**Records for this exercise**

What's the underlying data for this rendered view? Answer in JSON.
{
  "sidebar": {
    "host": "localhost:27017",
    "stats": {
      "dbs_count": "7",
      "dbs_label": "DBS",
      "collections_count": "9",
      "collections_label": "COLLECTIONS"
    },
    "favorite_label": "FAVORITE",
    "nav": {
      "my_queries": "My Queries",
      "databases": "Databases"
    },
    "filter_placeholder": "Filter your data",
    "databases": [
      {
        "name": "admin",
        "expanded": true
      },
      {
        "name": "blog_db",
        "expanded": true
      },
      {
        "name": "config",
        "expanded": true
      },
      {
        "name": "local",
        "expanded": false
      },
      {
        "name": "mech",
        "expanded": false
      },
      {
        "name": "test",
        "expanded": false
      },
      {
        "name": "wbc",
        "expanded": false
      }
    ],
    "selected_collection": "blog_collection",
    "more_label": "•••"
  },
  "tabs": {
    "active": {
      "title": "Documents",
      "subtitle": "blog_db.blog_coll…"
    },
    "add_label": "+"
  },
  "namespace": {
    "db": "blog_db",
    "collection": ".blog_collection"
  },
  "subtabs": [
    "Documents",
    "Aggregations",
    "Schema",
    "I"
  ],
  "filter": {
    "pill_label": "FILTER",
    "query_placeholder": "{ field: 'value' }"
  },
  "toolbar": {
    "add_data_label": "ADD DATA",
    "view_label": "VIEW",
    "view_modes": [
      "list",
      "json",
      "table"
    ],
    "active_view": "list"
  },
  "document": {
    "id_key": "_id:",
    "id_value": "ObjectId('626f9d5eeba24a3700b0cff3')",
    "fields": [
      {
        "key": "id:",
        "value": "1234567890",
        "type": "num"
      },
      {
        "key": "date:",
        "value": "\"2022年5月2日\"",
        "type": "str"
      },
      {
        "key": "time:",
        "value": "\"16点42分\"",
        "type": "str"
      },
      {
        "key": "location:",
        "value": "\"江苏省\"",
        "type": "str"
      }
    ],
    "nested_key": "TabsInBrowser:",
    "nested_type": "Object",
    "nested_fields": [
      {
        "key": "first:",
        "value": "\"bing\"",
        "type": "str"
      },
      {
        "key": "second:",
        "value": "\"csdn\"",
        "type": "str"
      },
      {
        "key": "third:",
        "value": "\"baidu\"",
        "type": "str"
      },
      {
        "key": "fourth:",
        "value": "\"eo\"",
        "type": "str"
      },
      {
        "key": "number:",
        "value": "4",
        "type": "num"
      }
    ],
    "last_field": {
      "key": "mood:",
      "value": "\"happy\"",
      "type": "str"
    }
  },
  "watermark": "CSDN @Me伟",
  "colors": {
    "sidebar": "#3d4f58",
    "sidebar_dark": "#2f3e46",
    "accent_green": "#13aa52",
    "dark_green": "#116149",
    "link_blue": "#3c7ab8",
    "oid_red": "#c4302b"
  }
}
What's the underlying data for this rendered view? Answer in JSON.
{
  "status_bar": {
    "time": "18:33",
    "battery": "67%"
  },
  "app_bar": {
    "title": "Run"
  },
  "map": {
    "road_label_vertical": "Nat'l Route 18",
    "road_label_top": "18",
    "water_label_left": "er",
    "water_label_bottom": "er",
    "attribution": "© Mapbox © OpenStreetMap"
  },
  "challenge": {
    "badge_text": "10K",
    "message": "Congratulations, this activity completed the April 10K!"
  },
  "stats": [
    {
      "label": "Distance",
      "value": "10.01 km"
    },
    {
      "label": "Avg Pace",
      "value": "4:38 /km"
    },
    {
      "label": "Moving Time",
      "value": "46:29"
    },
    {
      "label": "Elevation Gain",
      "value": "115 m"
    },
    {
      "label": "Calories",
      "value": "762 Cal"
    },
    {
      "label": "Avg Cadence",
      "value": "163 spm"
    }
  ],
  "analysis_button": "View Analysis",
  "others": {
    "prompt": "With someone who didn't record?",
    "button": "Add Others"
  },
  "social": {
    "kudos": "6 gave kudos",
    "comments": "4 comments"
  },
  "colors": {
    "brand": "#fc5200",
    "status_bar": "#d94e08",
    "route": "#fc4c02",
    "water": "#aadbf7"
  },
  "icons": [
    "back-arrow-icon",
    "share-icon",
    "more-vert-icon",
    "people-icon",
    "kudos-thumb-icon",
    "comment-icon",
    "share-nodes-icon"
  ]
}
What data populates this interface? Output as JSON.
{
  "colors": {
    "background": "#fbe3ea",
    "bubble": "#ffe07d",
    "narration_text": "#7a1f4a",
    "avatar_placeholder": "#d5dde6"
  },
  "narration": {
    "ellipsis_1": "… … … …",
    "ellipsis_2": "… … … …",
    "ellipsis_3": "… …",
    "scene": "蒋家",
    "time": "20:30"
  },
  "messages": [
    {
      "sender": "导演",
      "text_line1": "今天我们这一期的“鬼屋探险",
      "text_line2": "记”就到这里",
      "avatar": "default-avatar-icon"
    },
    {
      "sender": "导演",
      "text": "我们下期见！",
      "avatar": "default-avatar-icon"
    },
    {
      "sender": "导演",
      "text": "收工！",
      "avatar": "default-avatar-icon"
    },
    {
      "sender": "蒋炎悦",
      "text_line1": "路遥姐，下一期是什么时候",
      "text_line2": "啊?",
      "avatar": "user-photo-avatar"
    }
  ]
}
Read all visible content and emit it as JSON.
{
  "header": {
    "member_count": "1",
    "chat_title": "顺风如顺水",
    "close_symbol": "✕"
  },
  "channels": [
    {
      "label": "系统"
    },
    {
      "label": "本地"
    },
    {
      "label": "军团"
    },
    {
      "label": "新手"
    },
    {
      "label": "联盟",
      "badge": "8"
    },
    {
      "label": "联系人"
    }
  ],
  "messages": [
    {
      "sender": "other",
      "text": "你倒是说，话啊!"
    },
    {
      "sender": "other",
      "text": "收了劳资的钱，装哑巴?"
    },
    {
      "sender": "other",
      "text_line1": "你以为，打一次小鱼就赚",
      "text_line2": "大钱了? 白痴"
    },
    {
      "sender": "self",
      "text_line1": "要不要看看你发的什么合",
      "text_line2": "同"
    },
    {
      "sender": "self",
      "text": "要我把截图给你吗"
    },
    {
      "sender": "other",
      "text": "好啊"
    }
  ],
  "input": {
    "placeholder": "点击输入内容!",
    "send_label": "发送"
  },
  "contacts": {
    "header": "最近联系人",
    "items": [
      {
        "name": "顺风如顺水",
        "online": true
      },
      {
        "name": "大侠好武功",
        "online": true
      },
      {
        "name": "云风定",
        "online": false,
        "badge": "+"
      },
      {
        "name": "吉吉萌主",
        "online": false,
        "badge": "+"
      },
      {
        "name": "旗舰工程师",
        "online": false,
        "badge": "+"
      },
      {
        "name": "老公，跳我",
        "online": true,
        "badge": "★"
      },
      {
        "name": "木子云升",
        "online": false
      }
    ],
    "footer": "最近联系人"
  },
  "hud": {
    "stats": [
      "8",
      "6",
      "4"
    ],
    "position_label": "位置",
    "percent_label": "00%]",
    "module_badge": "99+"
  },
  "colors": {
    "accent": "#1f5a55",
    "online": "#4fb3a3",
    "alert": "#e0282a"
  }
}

**Given problem**
From the data above, extract every line in its exact form.

**Answer in full**
What's the underlying data for this rendered view? Answer in JSON.
{
  "sidebar": {
    "host": "localhost:27017",
    "stats": {
      "dbs_count": "7",
      "dbs_label": "DBS",
      "collections_count": "9",
      "collections_label": "COLLECTIONS"
    },
    "favorite_label": "FAVORITE",
    "nav": {
      "my_queries": "My Queries",
      "databases": "Databases"
    },
    "filter_placeholder": "Filter your data",
    "databases": [
      {
        "name": "admin",
        "expanded": true
      },
      {
        "name": "blog_db",
        "expanded": true
      },
      {
        "name": "config",
        "expanded": true
      },
      {
        "name": "local",
        "expanded": false
      },
      {
        "name": "mech",
        "expanded": false
      },
      {
        "name": "test",
        "expanded": false
      },
      {
        "name": "wbc",
        "expanded": false
      }
    ],
    "selected_collection": "blog_collection",
    "more_label": "•••"
  },
  "tabs": {
    "active": {
      "title": "Documents",
      "subtitle": "blog_db.blog_coll…"
    },
    "add_label": "+"
  },
  "namespace": {
    "db": "blog_db",
    "collection": ".blog_collection"
  },
  "subtabs": [
    "Documents",
    "Aggregations",
    "Schema",
    "I"
  ],
  "filter": {
    "pill_label": "FILTER",
    "query_placeholder": "{ field: 'value' }"
  },
  "toolbar": {
    "add_data_label": "ADD DATA",
    "view_label": "VIEW",
    "view_modes": [
      "list",
      "json",
      "table"
    ],
    "active_view": "list"
  },
  "document": {
    "id_key": "_id:",
    "id_value": "ObjectId('626f9d5eeba24a3700b0cff3')",
    "fields": [
      {
        "key": "id:",
        "value": "1234567890",
        "type": "num"
      },
      {
        "key": "date:",
        "value": "\"2022年5月2日\"",
        "type": "str"
      },
      {
        "key": "time:",
        "value": "\"16点42分\"",
        "type": "str"
      },
      {
        "key": "location:",
        "value": "\"江苏省\"",
        "type": "str"
      }
    ],
    "nested_key": "TabsInBrowser:",
    "nested_type": "Object",
    "nested_fields": [
      {
        "key": "first:",
        "value": "\"bing\"",
        "type": "str"
      },
      {
        "key": "second:",
        "value": "\"csdn\"",
        "type": "str"
      },
      {
        "key": "third:",
        "value": "\"baidu\"",
        "type": "str"
      },
      {
        "key": "fourth:",
        "value": "\"eo\"",
        "type": "str"
      },
      {
        "key": "number:",
        "value": "4",
        "type": "num"
      }
    ],
    "last_field": {
      "key": "mood:",
      "value": "\"happy\"",
      "type": "str"
    }
  },
  "watermark": "CSDN @Me伟",
  "colors": {
    "sidebar": "#3d4f58",
    "sidebar_dark": "#2f3e46",
    "accent_green": "#13aa52",
    "dark_green": "#116149",
    "link_blue": "#3c7ab8",
    "oid_red": "#c4302b"
  }
}
What's the underlying data for this rendered view? Answer in JSON.
{
  "status_bar": {
    "time": "18:33",
    "battery": "67%"
  },
  "app_bar": {
    "title": "Run"
  },
  "map": {
    "road_label_vertical": "Nat'l Route 18",
    "road_label_top": "18",
    "water_label_left": "er",
    "water_label_bottom": "er",
    "attribution": "© Mapbox © OpenStreetMap"
  },
  "challenge": {
    "badge_text": "10K",
    "message": "Congratulations, this activity completed the April 10K!"
  },
  "stats": [
    {
      "label": "Distance",
      "value": "10.01 km"
    },
    {
      "label": "Avg Pace",
      "value": "4:38 /km"
    },
    {
      "label": "Moving Time",
      "value": "46:29"
    },
    {
      "label": "Elevation Gain",
      "value": "115 m"
    },
    {
      "label": "Calories",
      "value": "762 Cal"
    },
    {
      "label": "Avg Cadence",
      "value": "163 spm"
    }
  ],
  "analysis_button": "View Analysis",
  "others": {
    "prompt": "With someone who didn't record?",
    "button": "Add Others"
  },
  "social": {
    "kudos": "6 gave kudos",
    "comments": "4 comments"
  },
  "colors": {
    "brand": "#fc5200",
    "status_bar": "#d94e08",
    "route": "#fc4c02",
    "water": "#aadbf7"
  },
  "icons": [
    "back-arrow-icon",
    "share-icon",
    "more-vert-icon",
    "people-icon",
    "kudos-thumb-icon",
    "comment-icon",
    "share-nodes-icon"
  ]
}
What data populates this interface? Output as JSON.
{
  "colors": {
    "background": "#fbe3ea",
    "bubble": "#ffe07d",
    "narration_text": "#7a1f4a",
    "avatar_placeholder": "#d5dde6"
  },
  "narration": {
    "ellipsis_1": "… … … …",
    "ellipsis_2": "… … … …",
    "ellipsis_3": "… …",
    "scene": "蒋家",
    "time": "20:30"
  },
  "messages": [
    {
      "sender": "导演",
      "text_line1": "今天我们这一期的“鬼屋探险",
      "text_line2": "记”就到这里",
      "avatar": "default-avatar-icon"
    },
    {
      "sender": "导演",
      "text": "我们下期见！",
      "avatar": "default-avatar-icon"
    },
    {
      "sender": "导演",
      "text": "收工！",
      "avatar": "default-avatar-icon"
    },
    {
      "sender": "蒋炎悦",
      "text_line1": "路遥姐，下一期是什么时候",
      "text_line2": "啊?",
      "avatar": "user-photo-avatar"
    }
  ]
}
Read all visible content and emit it as JSON.
{
  "header": {
    "member_count": "1",
    "chat_title": "顺风如顺水",
    "close_symbol": "✕"
  },
  "channels": [
    {
      "label": "系统"
    },
    {
      "label": "本地"
    },
    {
      "label": "军团"
    },
    {
      "label": "新手"
    },
    {
      "label": "联盟",
      "badge": "8"
    },
    {
      "label": "联系人"
    }
  ],
  "messages": [
    {
      "sender": "other",
      "text": "你倒是说，话啊!"
    },
    {
      "sender": "other",
      "text": "收了劳资的钱，装哑巴?"
    },
    {
      "sender": "other",
      "text_line1": "你以为，打一次小鱼就赚",
      "text_line2": "大钱了? 白痴"
    },
    {
      "sender": "self",
      "text_line1": "要不要看看你发的什么合",
      "text_line2": "同"
    },
    {
      "sender": "self",
      "text": "要我把截图给你吗"
    },
    {
      "sender": "other",
      "text": "好啊"
    }
  ],
  "input": {
    "placeholder": "点击输入内容!",
    "send_label": "发送"
  },
  "contacts": {
    "header": "最近联系人",
    "items": [
      {
        "name": "顺风如顺水",
        "online": true
      },
      {
        "name": "大侠好武功",
        "online": true
      },
      {
        "name": "云风定",
        "online": false,
        "badge": "+"
      },
      {
        "name": "吉吉萌主",
        "online": false,
        "badge": "+"
      },
      {
        "name": "旗舰工程师",
        "online": false,
        "badge": "+"
      },
      {
        "name": "老公，跳我",
        "online": true,
        "badge": "★"
      },
      {
        "name": "木子云升",
        "online": false
      }
    ],
    "footer": "最近联系人"
  },
  "hud": {
    "stats": [
      "8",
      "6",
      "4"
    ],
    "position_label": "位置",
    "percent_label": "00%]",
    "module_badge": "99+"
  },
  "colors": {
    "accent": "#1f5a55",
    "online": "#4fb3a3",
    "alert": "#e0282a"
  }
}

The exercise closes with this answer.